- [TASK STATEMENT] Can you give all the records again without altering a single character?
--- SUPPLIED RECORDS ---
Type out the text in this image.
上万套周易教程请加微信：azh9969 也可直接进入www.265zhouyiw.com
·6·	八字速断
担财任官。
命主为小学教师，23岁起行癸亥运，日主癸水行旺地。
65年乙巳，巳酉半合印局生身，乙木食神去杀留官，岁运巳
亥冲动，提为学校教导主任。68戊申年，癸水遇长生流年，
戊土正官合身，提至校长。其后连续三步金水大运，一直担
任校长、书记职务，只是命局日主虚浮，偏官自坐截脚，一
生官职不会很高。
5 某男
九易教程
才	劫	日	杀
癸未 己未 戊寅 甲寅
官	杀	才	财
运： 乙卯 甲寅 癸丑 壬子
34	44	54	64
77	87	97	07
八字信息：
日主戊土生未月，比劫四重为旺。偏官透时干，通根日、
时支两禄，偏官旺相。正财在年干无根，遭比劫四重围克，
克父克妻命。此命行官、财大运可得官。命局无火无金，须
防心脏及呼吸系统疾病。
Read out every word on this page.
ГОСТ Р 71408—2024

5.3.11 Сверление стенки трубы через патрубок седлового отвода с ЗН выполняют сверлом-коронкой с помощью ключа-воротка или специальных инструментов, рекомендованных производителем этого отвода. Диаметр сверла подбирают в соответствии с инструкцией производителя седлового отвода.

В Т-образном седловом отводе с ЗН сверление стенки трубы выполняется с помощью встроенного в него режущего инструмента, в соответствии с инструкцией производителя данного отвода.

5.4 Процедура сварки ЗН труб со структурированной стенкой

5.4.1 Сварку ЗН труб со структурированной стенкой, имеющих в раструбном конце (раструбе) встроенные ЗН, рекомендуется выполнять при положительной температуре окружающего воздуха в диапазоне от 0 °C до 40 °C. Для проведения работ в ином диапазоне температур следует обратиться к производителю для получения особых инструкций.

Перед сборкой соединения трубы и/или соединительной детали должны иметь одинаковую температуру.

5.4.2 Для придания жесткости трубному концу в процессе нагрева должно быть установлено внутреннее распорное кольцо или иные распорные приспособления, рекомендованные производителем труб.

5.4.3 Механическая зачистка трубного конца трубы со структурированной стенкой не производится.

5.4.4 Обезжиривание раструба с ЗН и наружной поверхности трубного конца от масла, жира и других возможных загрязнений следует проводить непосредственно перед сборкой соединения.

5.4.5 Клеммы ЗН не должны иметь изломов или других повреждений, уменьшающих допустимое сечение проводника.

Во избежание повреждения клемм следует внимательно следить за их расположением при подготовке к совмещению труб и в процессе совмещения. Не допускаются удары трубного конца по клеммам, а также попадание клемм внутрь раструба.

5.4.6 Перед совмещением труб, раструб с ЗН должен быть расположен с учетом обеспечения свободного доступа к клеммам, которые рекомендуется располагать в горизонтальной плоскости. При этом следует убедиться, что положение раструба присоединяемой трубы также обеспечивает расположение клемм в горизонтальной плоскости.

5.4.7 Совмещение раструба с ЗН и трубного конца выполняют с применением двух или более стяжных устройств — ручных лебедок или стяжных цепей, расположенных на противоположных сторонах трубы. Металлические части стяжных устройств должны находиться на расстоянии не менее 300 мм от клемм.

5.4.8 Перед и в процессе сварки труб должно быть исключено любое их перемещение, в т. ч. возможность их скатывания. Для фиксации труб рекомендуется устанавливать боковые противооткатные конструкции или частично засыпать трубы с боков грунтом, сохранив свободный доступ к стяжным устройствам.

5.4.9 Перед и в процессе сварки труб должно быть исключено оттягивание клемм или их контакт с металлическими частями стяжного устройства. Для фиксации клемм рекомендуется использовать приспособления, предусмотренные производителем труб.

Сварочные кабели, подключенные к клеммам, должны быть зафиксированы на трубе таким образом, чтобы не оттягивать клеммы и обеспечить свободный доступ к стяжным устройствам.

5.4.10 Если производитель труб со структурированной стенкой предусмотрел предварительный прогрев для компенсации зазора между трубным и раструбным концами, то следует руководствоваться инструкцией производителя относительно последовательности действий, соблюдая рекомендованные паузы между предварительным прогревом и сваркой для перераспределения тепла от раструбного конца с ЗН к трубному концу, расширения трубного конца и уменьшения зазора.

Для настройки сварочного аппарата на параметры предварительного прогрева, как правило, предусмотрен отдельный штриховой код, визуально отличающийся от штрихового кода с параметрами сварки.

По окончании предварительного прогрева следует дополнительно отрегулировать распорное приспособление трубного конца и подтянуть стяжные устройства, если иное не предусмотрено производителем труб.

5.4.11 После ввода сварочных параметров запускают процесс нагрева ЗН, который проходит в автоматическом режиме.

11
---
- [RESULT]
Type out the text in this image.
上万套周易教程请加微信：azh9969 也可直接进入www.265zhouyiw.com
·6·	八字速断
担财任官。
命主为小学教师，23岁起行癸亥运，日主癸水行旺地。
65年乙巳，巳酉半合印局生身，乙木食神去杀留官，岁运巳
亥冲动，提为学校教导主任。68戊申年，癸水遇长生流年，
戊土正官合身，提至校长。其后连续三步金水大运，一直担
任校长、书记职务，只是命局日主虚浮，偏官自坐截脚，一
生官职不会很高。
5 某男
九易教程
才	劫	日	杀
癸未 己未 戊寅 甲寅
官	杀	才	财
运： 乙卯 甲寅 癸丑 壬子
34	44	54	64
77	87	97	07
八字信息：
日主戊土生未月，比劫四重为旺。偏官透时干，通根日、
时支两禄，偏官旺相。正财在年干无根，遭比劫四重围克，
克父克妻命。此命行官、财大运可得官。命局无火无金，须
防心脏及呼吸系统疾病。
Read out every word on this page.
ГОСТ Р 71408—2024

5.3.11 Сверление стенки трубы через патрубок седлового отвода с ЗН выполняют сверлом-коронкой с помощью ключа-воротка или специальных инструментов, рекомендованных производителем этого отвода. Диаметр сверла подбирают в соответствии с инструкцией производителя седлового отвода.

В Т-образном седловом отводе с ЗН сверление стенки трубы выполняется с помощью встроенного в него режущего инструмента, в соответствии с инструкцией производителя данного отвода.

5.4 Процедура сварки ЗН труб со структурированной стенкой

5.4.1 Сварку ЗН труб со структурированной стенкой, имеющих в раструбном конце (раструбе) встроенные ЗН, рекомендуется выполнять при положительной температуре окружающего воздуха в диапазоне от 0 °C до 40 °C. Для проведения работ в ином диапазоне температур следует обратиться к производителю для получения особых инструкций.

Перед сборкой соединения трубы и/или соединительной детали должны иметь одинаковую температуру.

5.4.2 Для придания жесткости трубному концу в процессе нагрева должно быть установлено внутреннее распорное кольцо или иные распорные приспособления, рекомендованные производителем труб.

5.4.3 Механическая зачистка трубного конца трубы со структурированной стенкой не производится.

5.4.4 Обезжиривание раструба с ЗН и наружной поверхности трубного конца от масла, жира и других возможных загрязнений следует проводить непосредственно перед сборкой соединения.

5.4.5 Клеммы ЗН не должны иметь изломов или других повреждений, уменьшающих допустимое сечение проводника.

Во избежание повреждения клемм следует внимательно следить за их расположением при подготовке к совмещению труб и в процессе совмещения. Не допускаются удары трубного конца по клеммам, а также попадание клемм внутрь раструба.

5.4.6 Перед совмещением труб, раструб с ЗН должен быть расположен с учетом обеспечения свободного доступа к клеммам, которые рекомендуется располагать в горизонтальной плоскости. При этом следует убедиться, что положение раструба присоединяемой трубы также обеспечивает расположение клемм в горизонтальной плоскости.

5.4.7 Совмещение раструба с ЗН и трубного конца выполняют с применением двух или более стяжных устройств — ручных лебедок или стяжных цепей, расположенных на противоположных сторонах трубы. Металлические части стяжных устройств должны находиться на расстоянии не менее 300 мм от клемм.

5.4.8 Перед и в процессе сварки труб должно быть исключено любое их перемещение, в т. ч. возможность их скатывания. Для фиксации труб рекомендуется устанавливать боковые противооткатные конструкции или частично засыпать трубы с боков грунтом, сохранив свободный доступ к стяжным устройствам.

5.4.9 Перед и в процессе сварки труб должно быть исключено оттягивание клемм или их контакт с металлическими частями стяжного устройства. Для фиксации клемм рекомендуется использовать приспособления, предусмотренные производителем труб.

Сварочные кабели, подключенные к клеммам, должны быть зафиксированы на трубе таким образом, чтобы не оттягивать клеммы и обеспечить свободный доступ к стяжным устройствам.

5.4.10 Если производитель труб со структурированной стенкой предусмотрел предварительный прогрев для компенсации зазора между трубным и раструбным концами, то следует руководствоваться инструкцией производителя относительно последовательности действий, соблюдая рекомендованные паузы между предварительным прогревом и сваркой для перераспределения тепла от раструбного конца с ЗН к трубному концу, расширения трубного конца и уменьшения зазора.

Для настройки сварочного аппарата на параметры предварительного прогрева, как правило, предусмотрен отдельный штриховой код, визуально отличающийся от штрихового кода с параметрами сварки.

По окончании предварительного прогрева следует дополнительно отрегулировать распорное приспособление трубного конца и подтянуть стяжные устройства, если иное не предусмотрено производителем труб.

5.4.11 После ввода сварочных параметров запускают процесс нагрева ЗН, который проходит в автоматическом режиме.

11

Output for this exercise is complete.